-- Start Material for the task --
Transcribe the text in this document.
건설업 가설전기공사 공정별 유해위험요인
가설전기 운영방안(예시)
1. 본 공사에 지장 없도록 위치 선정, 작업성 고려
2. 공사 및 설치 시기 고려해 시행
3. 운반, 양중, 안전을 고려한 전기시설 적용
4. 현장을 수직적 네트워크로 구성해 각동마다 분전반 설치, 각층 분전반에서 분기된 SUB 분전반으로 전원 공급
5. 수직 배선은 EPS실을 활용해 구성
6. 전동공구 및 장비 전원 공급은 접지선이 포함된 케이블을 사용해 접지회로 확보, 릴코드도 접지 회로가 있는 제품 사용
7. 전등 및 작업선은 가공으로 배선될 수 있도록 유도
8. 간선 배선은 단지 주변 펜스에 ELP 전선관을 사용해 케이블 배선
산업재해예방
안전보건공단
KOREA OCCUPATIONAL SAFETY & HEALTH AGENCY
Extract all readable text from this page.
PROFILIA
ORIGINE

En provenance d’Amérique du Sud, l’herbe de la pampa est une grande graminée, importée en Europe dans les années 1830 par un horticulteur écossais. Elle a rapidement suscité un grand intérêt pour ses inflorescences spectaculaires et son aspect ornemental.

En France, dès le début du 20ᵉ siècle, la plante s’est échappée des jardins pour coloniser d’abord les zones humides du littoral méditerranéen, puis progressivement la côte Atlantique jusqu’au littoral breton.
-- End Material for the task --
Working from the material above, retype it in its entirety without change.

### Exercise result
Transcribe the text in this document.
건설업 가설전기공사 공정별 유해위험요인
가설전기 운영방안(예시)
1. 본 공사에 지장 없도록 위치 선정, 작업성 고려
2. 공사 및 설치 시기 고려해 시행
3. 운반, 양중, 안전을 고려한 전기시설 적용
4. 현장을 수직적 네트워크로 구성해 각동마다 분전반 설치, 각층 분전반에서 분기된 SUB 분전반으로 전원 공급
5. 수직 배선은 EPS실을 활용해 구성
6. 전동공구 및 장비 전원 공급은 접지선이 포함된 케이블을 사용해 접지회로 확보, 릴코드도 접지 회로가 있는 제품 사용
7. 전등 및 작업선은 가공으로 배선될 수 있도록 유도
8. 간선 배선은 단지 주변 펜스에 ELP 전선관을 사용해 케이블 배선
산업재해예방
안전보건공단
KOREA OCCUPATIONAL SAFETY & HEALTH AGENCY
Extract all readable text from this page.
PROFILIA
ORIGINE

En provenance d’Amérique du Sud, l’herbe de la pampa est une grande graminée, importée en Europe dans les années 1830 par un horticulteur écossais. Elle a rapidement suscité un grand intérêt pour ses inflorescences spectaculaires et son aspect ornemental.

En France, dès le début du 20ᵉ siècle, la plante s’est échappée des jardins pour coloniser d’abord les zones humides du littoral méditerranéen, puis progressivement la côte Atlantique jusqu’au littoral breton.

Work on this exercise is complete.